■ Source extract
>>>>>
Single by Arashi

from the album 5x20 All the Best!! 1999–2019
- Released: November 8, 2017
- Recorded: 2017
- Genre: Pop
- Label: J Storm
- Composer(s): Simon Janlöv, Saw Arrow, Taku Yoshioka
- Lyricist(s): RUCCA

Arashi singles chronology
| "Tsunagu" (2017) | "Doors (Yūki no Kiseki)" (2017) | "Find the Answer" (2018) |

= Doors (Yūki no Kiseki) =

"Doors (Yūki no Kiseki)" (Doors〜勇気の軌跡〜) is the 53rd single by Japanese boy band Arashi. It was released on November 8, 2017 under their record label J Storm. "Doors (Yūki no Kiseki)" was used as the theme song for television drama Saki ni Umareta dake no Boku starring member Sho Sakurai, and "NOW or NEVER" was used in a Puzzle & Dragons commercial.

The single sold more than 500,000 copies in its first week and reached number 1 on Oricon's Weekly Single Chart. This is Arashi's 49th chart topping single and their 42nd consecutive chart topping single since "Pikanchi Double" (2004).
<<<<<
Dataset items
>>>>>
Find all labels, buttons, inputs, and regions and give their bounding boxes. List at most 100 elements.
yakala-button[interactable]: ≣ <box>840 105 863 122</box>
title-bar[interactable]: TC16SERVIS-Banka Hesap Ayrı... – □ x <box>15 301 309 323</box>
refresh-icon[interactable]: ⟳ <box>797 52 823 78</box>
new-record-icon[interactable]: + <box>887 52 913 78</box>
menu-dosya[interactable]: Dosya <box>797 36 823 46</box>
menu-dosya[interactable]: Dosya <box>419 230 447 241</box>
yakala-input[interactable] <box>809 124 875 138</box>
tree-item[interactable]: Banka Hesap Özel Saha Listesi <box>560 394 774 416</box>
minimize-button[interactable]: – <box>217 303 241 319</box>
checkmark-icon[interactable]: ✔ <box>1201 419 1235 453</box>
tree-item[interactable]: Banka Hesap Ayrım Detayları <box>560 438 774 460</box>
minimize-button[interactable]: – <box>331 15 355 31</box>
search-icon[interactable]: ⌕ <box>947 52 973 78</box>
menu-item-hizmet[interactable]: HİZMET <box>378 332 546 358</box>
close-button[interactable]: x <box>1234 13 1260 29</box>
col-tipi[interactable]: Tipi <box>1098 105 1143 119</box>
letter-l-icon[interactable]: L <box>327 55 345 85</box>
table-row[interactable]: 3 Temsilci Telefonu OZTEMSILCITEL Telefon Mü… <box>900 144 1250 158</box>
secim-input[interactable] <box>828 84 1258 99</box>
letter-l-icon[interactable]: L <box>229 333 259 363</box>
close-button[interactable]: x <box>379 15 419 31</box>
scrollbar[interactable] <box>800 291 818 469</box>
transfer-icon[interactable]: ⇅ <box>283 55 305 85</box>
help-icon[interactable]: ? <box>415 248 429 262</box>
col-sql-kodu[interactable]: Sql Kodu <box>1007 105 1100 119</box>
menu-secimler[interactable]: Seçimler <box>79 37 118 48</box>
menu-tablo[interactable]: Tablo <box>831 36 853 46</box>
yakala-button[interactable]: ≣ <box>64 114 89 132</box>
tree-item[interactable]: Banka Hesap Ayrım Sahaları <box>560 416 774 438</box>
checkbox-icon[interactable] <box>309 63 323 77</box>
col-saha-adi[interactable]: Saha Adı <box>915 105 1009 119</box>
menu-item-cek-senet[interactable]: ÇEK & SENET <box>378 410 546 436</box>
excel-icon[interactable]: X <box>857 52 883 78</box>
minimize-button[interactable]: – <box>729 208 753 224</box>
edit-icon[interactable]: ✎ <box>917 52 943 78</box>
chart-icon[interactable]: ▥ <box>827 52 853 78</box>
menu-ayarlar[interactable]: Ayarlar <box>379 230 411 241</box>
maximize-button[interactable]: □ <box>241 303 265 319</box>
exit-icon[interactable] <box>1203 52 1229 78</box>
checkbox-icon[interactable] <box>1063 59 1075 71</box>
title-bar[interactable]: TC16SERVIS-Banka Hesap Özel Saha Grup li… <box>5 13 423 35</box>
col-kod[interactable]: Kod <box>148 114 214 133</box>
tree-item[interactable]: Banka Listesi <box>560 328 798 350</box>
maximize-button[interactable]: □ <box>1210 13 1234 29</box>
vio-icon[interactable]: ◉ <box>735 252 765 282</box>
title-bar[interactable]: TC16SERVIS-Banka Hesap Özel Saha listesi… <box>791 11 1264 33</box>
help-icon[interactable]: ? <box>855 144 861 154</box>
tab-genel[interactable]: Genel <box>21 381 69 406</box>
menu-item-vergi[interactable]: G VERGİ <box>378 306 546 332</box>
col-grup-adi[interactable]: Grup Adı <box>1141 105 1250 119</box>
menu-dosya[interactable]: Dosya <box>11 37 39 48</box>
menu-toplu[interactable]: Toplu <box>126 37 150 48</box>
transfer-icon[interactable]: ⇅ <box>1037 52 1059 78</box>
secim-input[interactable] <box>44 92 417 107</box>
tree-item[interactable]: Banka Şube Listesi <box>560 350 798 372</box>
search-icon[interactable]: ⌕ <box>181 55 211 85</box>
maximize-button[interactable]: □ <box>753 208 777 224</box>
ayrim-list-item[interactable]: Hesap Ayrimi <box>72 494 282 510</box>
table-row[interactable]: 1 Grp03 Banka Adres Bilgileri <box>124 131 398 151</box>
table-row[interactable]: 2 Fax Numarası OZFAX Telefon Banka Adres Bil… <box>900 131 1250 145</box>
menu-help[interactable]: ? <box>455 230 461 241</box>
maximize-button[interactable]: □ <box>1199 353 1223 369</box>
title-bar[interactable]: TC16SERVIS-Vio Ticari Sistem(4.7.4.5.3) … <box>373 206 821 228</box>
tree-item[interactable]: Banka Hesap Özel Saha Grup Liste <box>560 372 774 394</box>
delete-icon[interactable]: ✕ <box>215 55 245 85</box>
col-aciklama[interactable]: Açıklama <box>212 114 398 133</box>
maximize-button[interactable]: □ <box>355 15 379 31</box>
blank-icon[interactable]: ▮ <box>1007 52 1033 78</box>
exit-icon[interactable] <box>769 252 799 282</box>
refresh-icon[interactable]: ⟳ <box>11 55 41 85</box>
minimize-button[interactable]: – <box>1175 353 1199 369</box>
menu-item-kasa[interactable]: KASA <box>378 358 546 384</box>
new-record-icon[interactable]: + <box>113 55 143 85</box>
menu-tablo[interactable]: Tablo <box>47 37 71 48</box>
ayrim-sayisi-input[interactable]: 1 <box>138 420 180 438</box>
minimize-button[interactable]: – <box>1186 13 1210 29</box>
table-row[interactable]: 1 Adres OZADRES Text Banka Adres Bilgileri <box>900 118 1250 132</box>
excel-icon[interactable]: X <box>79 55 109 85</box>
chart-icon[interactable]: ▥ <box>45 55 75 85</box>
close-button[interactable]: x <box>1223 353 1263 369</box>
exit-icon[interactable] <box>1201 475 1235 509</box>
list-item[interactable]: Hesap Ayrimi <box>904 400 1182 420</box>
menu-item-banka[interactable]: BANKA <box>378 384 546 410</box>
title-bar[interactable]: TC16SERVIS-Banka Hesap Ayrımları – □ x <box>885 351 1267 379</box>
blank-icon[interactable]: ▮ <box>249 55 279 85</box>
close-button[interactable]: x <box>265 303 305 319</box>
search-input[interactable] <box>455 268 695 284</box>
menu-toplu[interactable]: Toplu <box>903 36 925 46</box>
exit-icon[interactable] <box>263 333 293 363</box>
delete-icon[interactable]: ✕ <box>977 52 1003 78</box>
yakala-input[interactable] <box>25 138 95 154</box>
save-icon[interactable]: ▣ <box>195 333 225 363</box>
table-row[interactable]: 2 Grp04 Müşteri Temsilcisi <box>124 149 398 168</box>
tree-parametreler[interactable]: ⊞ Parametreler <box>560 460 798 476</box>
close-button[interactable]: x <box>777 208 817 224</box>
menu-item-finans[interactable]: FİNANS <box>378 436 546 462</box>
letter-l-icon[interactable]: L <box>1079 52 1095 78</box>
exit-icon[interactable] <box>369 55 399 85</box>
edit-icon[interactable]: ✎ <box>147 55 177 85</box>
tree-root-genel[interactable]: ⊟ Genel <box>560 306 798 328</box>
<<<<<
Write the next part of the article on the Arashi single "Doors (Yūki no Kiseki)," starting after its last sentence. These records are separate from the article on the Arashi single.

==Single information==
"Doors (Yūki no Kiseki)" will be released in three editions: two types of first-run limited editions and a regular edition. The first-run limited edition 1 will have a CD containing two songs and a karaoke track, and a DVD containing music video and making of the single "Doors (Yūki no Kiseki)." The first-run limited edition 2 will contain two songs: "Doors (Yūki no Kiseki)" and "NOW or NEVER, and a DVD containing the music video and making of "NOW or NEVER." The regular edition contains four songs, each of which comes with an original karaoke track. It is described as a grand tie-in single full of content that will wrap up in 2017.

===Songs===
"Doors (Yūki no Kiseki)" is used as the theme song for the television drama Saki ni Umareta dake no Boku, starring member Sho Sakurai, which was first broadcast on October 14, 2017. The song is described as a warm, but powerful, slight ballad that contains a message about the importance of looking ahead and moving forward even though a person may have problems in relationships with other people. The lyricist RUCCA stated that he wrote the lyrics based on the theme in drama Saki ni Umareta dake no Boku.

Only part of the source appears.